## Task directions
Go through the records and give each one again exactly.

— BEGIN Records supplied —

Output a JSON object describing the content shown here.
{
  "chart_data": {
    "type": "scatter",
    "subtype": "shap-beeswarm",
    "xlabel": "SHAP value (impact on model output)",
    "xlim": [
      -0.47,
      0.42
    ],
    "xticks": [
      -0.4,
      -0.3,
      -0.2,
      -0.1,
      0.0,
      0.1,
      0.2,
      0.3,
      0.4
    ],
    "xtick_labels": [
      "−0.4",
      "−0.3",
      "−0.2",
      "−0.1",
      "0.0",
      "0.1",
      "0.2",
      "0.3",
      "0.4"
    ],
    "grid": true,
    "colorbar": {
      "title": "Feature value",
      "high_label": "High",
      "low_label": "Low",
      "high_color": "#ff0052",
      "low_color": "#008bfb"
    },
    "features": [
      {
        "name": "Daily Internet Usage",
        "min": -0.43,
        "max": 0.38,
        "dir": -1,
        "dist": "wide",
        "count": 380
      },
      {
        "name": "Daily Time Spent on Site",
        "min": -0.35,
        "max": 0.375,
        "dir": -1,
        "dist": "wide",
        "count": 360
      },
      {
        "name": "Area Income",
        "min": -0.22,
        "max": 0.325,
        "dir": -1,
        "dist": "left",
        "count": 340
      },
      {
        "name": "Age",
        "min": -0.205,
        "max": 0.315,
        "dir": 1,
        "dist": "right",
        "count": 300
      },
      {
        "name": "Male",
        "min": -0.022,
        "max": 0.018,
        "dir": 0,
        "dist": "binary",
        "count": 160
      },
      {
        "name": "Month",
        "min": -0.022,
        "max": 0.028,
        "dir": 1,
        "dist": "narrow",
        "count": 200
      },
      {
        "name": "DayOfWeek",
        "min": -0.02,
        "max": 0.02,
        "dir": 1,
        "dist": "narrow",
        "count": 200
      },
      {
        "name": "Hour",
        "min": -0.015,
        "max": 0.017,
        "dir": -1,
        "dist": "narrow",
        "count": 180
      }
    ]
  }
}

— END Records supplied —

## Exercise solution
Output a JSON object describing the content shown here.
{
  "chart_data": {
    "type": "scatter",
    "subtype": "shap-beeswarm",
    "xlabel": "SHAP value (impact on model output)",
    "xlim": [
      -0.47,
      0.42
    ],
    "xticks": [
      -0.4,
      -0.3,
      -0.2,
      -0.1,
      0.0,
      0.1,
      0.2,
      0.3,
      0.4
    ],
    "xtick_labels": [
      "−0.4",
      "−0.3",
      "−0.2",
      "−0.1",
      "0.0",
      "0.1",
      "0.2",
      "0.3",
      "0.4"
    ],
    "grid": true,
    "colorbar": {
      "title": "Feature value",
      "high_label": "High",
      "low_label": "Low",
      "high_color": "#ff0052",
      "low_color": "#008bfb"
    },
    "features": [
      {
        "name": "Daily Internet Usage",
        "min": -0.43,
        "max": 0.38,
        "dir": -1,
        "dist": "wide",
        "count": 380
      },
      {
        "name": "Daily Time Spent on Site",
        "min": -0.35,
        "max": 0.375,
        "dir": -1,
        "dist": "wide",
        "count": 360
      },
      {
        "name": "Area Income",
        "min": -0.22,
        "max": 0.325,
        "dir": -1,
        "dist": "left",
        "count": 340
      },
      {
        "name": "Age",
        "min": -0.205,
        "max": 0.315,
        "dir": 1,
        "dist": "right",
        "count": 300
      },
      {
        "name": "Male",
        "min": -0.022,
        "max": 0.018,
        "dir": 0,
        "dist": "binary",
        "count": 160
      },
      {
        "name": "Month",
        "min": -0.022,
        "max": 0.028,
        "dir": 1,
        "dist": "narrow",
        "count": 200
      },
      {
        "name": "DayOfWeek",
        "min": -0.02,
        "max": 0.02,
        "dir": 1,
        "dist": "narrow",
        "count": 200
      },
      {
        "name": "Hour",
        "min": -0.015,
        "max": 0.017,
        "dir": -1,
        "dist": "narrow",
        "count": 180
      }
    ]
  }
}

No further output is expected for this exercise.